Records from a data collection:
=-=-=-=-=
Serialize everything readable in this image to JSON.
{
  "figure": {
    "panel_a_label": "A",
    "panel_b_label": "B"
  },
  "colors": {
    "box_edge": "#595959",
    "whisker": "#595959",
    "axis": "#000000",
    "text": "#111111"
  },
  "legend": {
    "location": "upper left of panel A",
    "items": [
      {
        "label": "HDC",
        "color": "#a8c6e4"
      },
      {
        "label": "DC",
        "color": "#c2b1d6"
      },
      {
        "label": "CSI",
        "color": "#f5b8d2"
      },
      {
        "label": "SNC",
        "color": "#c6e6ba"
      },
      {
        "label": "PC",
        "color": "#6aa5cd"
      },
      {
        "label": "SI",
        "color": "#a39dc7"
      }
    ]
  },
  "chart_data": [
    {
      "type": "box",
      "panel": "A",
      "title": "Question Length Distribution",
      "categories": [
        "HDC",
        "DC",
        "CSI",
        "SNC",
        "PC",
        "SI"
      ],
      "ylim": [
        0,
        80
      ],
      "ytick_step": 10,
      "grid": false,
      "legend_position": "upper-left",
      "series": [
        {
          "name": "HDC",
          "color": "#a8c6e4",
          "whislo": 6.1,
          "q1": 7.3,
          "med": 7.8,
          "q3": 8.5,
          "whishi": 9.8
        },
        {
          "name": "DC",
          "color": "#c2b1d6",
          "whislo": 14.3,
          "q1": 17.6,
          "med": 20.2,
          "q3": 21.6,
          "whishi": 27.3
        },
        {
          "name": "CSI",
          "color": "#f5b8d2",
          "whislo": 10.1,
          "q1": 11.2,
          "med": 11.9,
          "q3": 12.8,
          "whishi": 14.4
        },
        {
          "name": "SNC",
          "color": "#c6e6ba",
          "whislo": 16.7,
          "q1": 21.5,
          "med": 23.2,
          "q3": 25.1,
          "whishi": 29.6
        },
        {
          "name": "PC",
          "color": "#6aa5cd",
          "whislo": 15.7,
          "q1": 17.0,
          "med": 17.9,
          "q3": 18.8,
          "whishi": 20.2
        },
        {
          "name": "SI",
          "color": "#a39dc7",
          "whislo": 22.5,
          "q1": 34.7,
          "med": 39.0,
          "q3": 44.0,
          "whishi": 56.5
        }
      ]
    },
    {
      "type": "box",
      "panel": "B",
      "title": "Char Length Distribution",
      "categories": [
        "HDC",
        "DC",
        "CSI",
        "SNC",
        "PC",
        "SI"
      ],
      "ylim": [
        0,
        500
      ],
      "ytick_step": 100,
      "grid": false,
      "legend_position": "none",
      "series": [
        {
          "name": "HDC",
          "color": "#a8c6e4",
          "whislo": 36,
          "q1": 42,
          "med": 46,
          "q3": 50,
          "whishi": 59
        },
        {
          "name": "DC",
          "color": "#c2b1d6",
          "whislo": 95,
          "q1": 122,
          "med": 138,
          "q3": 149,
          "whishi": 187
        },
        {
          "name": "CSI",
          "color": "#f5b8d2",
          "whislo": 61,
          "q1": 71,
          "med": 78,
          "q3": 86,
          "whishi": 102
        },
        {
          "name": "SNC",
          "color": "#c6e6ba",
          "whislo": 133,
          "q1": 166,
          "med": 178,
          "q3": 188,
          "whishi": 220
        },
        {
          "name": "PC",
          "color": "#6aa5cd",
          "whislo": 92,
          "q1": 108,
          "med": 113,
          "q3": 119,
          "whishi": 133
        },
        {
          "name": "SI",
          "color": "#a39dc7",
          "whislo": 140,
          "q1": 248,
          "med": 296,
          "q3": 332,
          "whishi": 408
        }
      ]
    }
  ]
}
=-=-=-=-=
◆ Do this: Each line of the material above needs to be quoted exactly, please.

◆ Task solution:
Serialize everything readable in this image to JSON.
{
  "figure": {
    "panel_a_label": "A",
    "panel_b_label": "B"
  },
  "colors": {
    "box_edge": "#595959",
    "whisker": "#595959",
    "axis": "#000000",
    "text": "#111111"
  },
  "legend": {
    "location": "upper left of panel A",
    "items": [
      {
        "label": "HDC",
        "color": "#a8c6e4"
      },
      {
        "label": "DC",
        "color": "#c2b1d6"
      },
      {
        "label": "CSI",
        "color": "#f5b8d2"
      },
      {
        "label": "SNC",
        "color": "#c6e6ba"
      },
      {
        "label": "PC",
        "color": "#6aa5cd"
      },
      {
        "label": "SI",
        "color": "#a39dc7"
      }
    ]
  },
  "chart_data": [
    {
      "type": "box",
      "panel": "A",
      "title": "Question Length Distribution",
      "categories": [
        "HDC",
        "DC",
        "CSI",
        "SNC",
        "PC",
        "SI"
      ],
      "ylim": [
        0,
        80
      ],
      "ytick_step": 10,
      "grid": false,
      "legend_position": "upper-left",
      "series": [
        {
          "name": "HDC",
          "color": "#a8c6e4",
          "whislo": 6.1,
          "q1": 7.3,
          "med": 7.8,
          "q3": 8.5,
          "whishi": 9.8
        },
        {
          "name": "DC",
          "color": "#c2b1d6",
          "whislo": 14.3,
          "q1": 17.6,
          "med": 20.2,
          "q3": 21.6,
          "whishi": 27.3
        },
        {
          "name": "CSI",
          "color": "#f5b8d2",
          "whislo": 10.1,
          "q1": 11.2,
          "med": 11.9,
          "q3": 12.8,
          "whishi": 14.4
        },
        {
          "name": "SNC",
          "color": "#c6e6ba",
          "whislo": 16.7,
          "q1": 21.5,
          "med": 23.2,
          "q3": 25.1,
          "whishi": 29.6
        },
        {
          "name": "PC",
          "color": "#6aa5cd",
          "whislo": 15.7,
          "q1": 17.0,
          "med": 17.9,
          "q3": 18.8,
          "whishi": 20.2
        },
        {
          "name": "SI",
          "color": "#a39dc7",
          "whislo": 22.5,
          "q1": 34.7,
          "med": 39.0,
          "q3": 44.0,
          "whishi": 56.5
        }
      ]
    },
    {
      "type": "box",
      "panel": "B",
      "title": "Char Length Distribution",
      "categories": [
        "HDC",
        "DC",
        "CSI",
        "SNC",
        "PC",
        "SI"
      ],
      "ylim": [
        0,
        500
      ],
      "ytick_step": 100,
      "grid": false,
      "legend_position": "none",
      "series": [
        {
          "name": "HDC",
          "color": "#a8c6e4",
          "whislo": 36,
          "q1": 42,
          "med": 46,
          "q3": 50,
          "whishi": 59
        },
        {
          "name": "DC",
          "color": "#c2b1d6",
          "whislo": 95,
          "q1": 122,
          "med": 138,
          "q3": 149,
          "whishi": 187
        },
        {
          "name": "CSI",
          "color": "#f5b8d2",
          "whislo": 61,
          "q1": 71,
          "med": 78,
          "q3": 86,
          "whishi": 102
        },
        {
          "name": "SNC",
          "color": "#c6e6ba",
          "whislo": 133,
          "q1": 166,
          "med": 178,
          "q3": 188,
          "whishi": 220
        },
        {
          "name": "PC",
          "color": "#6aa5cd",
          "whislo": 92,
          "q1": 108,
          "med": 113,
          "q3": 119,
          "whishi": 133
        },
        {
          "name": "SI",
          "color": "#a39dc7",
          "whislo": 140,
          "q1": 248,
          "med": 296,
          "q3": 332,
          "whishi": 408
        }
      ]
    }
  ]
}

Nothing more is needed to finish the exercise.